## Tujuan
Tolong tulis ulang semua entri di bawah ini baris demi baris tanpa mengubah satu karakter pun.

## Entri data
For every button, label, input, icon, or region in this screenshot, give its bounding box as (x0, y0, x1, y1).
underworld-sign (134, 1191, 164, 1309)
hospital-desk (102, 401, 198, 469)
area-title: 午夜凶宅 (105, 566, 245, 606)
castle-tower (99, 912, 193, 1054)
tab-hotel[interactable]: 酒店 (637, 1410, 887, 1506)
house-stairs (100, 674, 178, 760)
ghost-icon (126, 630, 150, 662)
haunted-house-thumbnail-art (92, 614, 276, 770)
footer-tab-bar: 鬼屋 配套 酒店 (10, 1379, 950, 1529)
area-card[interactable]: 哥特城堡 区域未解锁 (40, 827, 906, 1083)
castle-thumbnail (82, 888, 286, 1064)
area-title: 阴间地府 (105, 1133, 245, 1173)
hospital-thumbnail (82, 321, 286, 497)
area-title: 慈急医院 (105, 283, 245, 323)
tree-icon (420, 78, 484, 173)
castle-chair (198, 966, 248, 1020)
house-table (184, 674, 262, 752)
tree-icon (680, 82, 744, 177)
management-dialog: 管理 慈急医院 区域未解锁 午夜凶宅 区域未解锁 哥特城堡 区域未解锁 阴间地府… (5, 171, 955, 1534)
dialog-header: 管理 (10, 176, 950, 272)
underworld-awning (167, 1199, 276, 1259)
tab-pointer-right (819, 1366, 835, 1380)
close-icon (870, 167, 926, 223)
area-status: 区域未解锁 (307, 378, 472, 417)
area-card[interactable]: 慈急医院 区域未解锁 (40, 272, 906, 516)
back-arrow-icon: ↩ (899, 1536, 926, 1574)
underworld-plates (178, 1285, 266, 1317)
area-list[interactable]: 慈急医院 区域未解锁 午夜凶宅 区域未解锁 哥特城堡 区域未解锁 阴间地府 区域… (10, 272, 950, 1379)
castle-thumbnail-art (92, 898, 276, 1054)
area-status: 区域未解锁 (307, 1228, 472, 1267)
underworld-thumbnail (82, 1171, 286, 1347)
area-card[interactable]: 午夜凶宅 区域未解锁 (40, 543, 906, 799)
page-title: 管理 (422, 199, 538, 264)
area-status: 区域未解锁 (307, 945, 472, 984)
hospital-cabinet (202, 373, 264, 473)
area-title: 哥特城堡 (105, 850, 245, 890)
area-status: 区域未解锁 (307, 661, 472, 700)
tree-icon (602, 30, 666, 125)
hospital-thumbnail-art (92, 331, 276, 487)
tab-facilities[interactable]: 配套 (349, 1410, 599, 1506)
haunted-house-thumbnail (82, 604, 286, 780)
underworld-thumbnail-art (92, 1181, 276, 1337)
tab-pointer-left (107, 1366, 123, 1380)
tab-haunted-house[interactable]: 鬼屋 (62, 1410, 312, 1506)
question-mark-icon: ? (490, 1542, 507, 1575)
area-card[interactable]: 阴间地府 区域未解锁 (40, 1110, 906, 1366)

## Hasil
For every button, label, input, icon, or region in this screenshot, give its bounding box as (x0, y0, x1, y1).
underworld-sign (134, 1191, 164, 1309)
hospital-desk (102, 401, 198, 469)
area-title: 午夜凶宅 (105, 566, 245, 606)
castle-tower (99, 912, 193, 1054)
tab-hotel[interactable]: 酒店 (637, 1410, 887, 1506)
house-stairs (100, 674, 178, 760)
ghost-icon (126, 630, 150, 662)
haunted-house-thumbnail-art (92, 614, 276, 770)
footer-tab-bar: 鬼屋 配套 酒店 (10, 1379, 950, 1529)
area-card[interactable]: 哥特城堡 区域未解锁 (40, 827, 906, 1083)
castle-thumbnail (82, 888, 286, 1064)
area-title: 阴间地府 (105, 1133, 245, 1173)
hospital-thumbnail (82, 321, 286, 497)
area-title: 慈急医院 (105, 283, 245, 323)
tree-icon (420, 78, 484, 173)
castle-chair (198, 966, 248, 1020)
house-table (184, 674, 262, 752)
tree-icon (680, 82, 744, 177)
management-dialog: 管理 慈急医院 区域未解锁 午夜凶宅 区域未解锁 哥特城堡 区域未解锁 阴间地府… (5, 171, 955, 1534)
dialog-header: 管理 (10, 176, 950, 272)
underworld-awning (167, 1199, 276, 1259)
tab-pointer-right (819, 1366, 835, 1380)
close-icon (870, 167, 926, 223)
area-status: 区域未解锁 (307, 378, 472, 417)
area-card[interactable]: 慈急医院 区域未解锁 (40, 272, 906, 516)
back-arrow-icon: ↩ (899, 1536, 926, 1574)
underworld-plates (178, 1285, 266, 1317)
area-list[interactable]: 慈急医院 区域未解锁 午夜凶宅 区域未解锁 哥特城堡 区域未解锁 阴间地府 区域… (10, 272, 950, 1379)
castle-thumbnail-art (92, 898, 276, 1054)
area-status: 区域未解锁 (307, 1228, 472, 1267)
underworld-thumbnail (82, 1171, 286, 1347)
area-card[interactable]: 午夜凶宅 区域未解锁 (40, 543, 906, 799)
page-title: 管理 (422, 199, 538, 264)
area-status: 区域未解锁 (307, 945, 472, 984)
hospital-cabinet (202, 373, 264, 473)
area-title: 哥特城堡 (105, 850, 245, 890)
area-status: 区域未解锁 (307, 661, 472, 700)
tree-icon (602, 30, 666, 125)
hospital-thumbnail-art (92, 331, 276, 487)
tab-facilities[interactable]: 配套 (349, 1410, 599, 1506)
haunted-house-thumbnail (82, 604, 286, 780)
underworld-thumbnail-art (92, 1181, 276, 1337)
tab-pointer-left (107, 1366, 123, 1380)
tab-haunted-house[interactable]: 鬼屋 (62, 1410, 312, 1506)
question-mark-icon: ? (490, 1542, 507, 1575)
area-card[interactable]: 阴间地府 区域未解锁 (40, 1110, 906, 1366)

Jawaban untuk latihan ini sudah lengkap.